• **PROBLEM DESCRIPTION**:
Write only the number of lines in the records beneath that hold "delle".

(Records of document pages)
#####

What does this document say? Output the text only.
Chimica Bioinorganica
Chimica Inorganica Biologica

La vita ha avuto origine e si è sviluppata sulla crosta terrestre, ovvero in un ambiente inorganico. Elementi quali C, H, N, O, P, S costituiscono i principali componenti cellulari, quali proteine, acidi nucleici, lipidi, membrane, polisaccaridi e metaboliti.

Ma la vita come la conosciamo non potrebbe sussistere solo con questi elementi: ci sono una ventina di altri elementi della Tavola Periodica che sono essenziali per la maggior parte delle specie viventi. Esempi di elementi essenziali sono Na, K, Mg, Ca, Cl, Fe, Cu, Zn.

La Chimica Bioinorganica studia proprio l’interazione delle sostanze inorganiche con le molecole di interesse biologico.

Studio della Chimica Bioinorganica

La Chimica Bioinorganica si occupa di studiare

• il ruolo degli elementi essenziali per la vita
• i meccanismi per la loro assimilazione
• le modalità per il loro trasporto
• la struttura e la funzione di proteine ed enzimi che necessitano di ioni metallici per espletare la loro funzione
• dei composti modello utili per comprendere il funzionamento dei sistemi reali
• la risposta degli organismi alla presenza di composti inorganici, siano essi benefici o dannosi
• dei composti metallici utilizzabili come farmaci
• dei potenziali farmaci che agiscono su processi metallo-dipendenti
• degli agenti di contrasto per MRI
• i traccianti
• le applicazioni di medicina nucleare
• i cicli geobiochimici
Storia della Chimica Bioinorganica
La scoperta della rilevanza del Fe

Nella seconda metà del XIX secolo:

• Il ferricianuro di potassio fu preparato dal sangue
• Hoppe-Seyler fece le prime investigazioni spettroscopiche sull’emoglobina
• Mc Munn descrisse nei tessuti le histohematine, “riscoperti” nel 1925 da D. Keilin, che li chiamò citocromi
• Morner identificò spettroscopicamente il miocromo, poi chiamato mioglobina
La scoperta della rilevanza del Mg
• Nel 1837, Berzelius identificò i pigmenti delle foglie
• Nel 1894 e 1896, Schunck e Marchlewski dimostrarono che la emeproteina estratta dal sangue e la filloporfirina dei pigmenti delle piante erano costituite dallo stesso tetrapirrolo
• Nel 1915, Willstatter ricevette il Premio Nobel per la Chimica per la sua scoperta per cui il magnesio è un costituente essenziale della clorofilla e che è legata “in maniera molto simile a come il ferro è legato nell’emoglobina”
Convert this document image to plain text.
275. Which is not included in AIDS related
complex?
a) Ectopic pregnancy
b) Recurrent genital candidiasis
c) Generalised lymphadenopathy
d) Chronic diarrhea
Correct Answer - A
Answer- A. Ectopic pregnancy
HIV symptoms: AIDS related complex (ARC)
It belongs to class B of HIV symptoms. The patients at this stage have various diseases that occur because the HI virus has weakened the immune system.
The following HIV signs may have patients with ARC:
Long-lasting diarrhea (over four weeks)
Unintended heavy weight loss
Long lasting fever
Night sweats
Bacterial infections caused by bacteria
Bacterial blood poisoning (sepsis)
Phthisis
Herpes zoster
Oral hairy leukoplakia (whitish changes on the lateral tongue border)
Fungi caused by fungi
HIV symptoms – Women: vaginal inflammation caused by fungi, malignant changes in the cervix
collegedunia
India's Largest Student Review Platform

#####

• **RESULT FOR THIS EXERCISE**:
4